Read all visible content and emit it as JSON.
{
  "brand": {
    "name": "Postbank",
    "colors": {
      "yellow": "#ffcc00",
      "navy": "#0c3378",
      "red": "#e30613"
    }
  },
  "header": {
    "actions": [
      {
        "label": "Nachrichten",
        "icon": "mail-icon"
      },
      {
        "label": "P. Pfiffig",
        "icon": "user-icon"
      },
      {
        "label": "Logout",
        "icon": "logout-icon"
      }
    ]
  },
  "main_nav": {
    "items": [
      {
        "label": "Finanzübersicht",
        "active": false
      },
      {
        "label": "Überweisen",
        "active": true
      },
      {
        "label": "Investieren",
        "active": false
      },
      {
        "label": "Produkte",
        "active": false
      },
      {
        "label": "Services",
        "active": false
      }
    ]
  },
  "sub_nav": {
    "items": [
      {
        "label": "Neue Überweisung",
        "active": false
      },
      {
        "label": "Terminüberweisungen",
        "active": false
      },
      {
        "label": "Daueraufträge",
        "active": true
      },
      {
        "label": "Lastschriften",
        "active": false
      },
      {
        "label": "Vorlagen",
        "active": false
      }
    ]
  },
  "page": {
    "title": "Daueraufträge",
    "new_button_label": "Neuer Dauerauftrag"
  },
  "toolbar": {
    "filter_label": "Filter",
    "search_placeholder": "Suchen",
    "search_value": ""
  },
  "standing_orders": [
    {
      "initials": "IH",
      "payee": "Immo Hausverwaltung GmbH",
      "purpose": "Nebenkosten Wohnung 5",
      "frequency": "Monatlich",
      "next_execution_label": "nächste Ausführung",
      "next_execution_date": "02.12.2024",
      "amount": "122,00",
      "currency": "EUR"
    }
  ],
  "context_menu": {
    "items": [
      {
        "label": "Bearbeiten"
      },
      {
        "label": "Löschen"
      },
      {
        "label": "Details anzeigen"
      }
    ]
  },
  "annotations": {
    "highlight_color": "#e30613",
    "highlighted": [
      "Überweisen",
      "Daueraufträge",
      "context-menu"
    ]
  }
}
● ● ● ● ●
Directions for this task —
Using the data above, repeat every line exactly.

Written response —
Read all visible content and emit it as JSON.
{
  "brand": {
    "name": "Postbank",
    "colors": {
      "yellow": "#ffcc00",
      "navy": "#0c3378",
      "red": "#e30613"
    }
  },
  "header": {
    "actions": [
      {
        "label": "Nachrichten",
        "icon": "mail-icon"
      },
      {
        "label": "P. Pfiffig",
        "icon": "user-icon"
      },
      {
        "label": "Logout",
        "icon": "logout-icon"
      }
    ]
  },
  "main_nav": {
    "items": [
      {
        "label": "Finanzübersicht",
        "active": false
      },
      {
        "label": "Überweisen",
        "active": true
      },
      {
        "label": "Investieren",
        "active": false
      },
      {
        "label": "Produkte",
        "active": false
      },
      {
        "label": "Services",
        "active": false
      }
    ]
  },
  "sub_nav": {
    "items": [
      {
        "label": "Neue Überweisung",
        "active": false
      },
      {
        "label": "Terminüberweisungen",
        "active": false
      },
      {
        "label": "Daueraufträge",
        "active": true
      },
      {
        "label": "Lastschriften",
        "active": false
      },
      {
        "label": "Vorlagen",
        "active": false
      }
    ]
  },
  "page": {
    "title": "Daueraufträge",
    "new_button_label": "Neuer Dauerauftrag"
  },
  "toolbar": {
    "filter_label": "Filter",
    "search_placeholder": "Suchen",
    "search_value": ""
  },
  "standing_orders": [
    {
      "initials": "IH",
      "payee": "Immo Hausverwaltung GmbH",
      "purpose": "Nebenkosten Wohnung 5",
      "frequency": "Monatlich",
      "next_execution_label": "nächste Ausführung",
      "next_execution_date": "02.12.2024",
      "amount": "122,00",
      "currency": "EUR"
    }
  ],
  "context_menu": {
    "items": [
      {
        "label": "Bearbeiten"
      },
      {
        "label": "Löschen"
      },
      {
        "label": "Details anzeigen"
      }
    ]
  },
  "annotations": {
    "highlight_color": "#e30613",
    "highlighted": [
      "Überweisen",
      "Daueraufträge",
      "context-menu"
    ]
  }
}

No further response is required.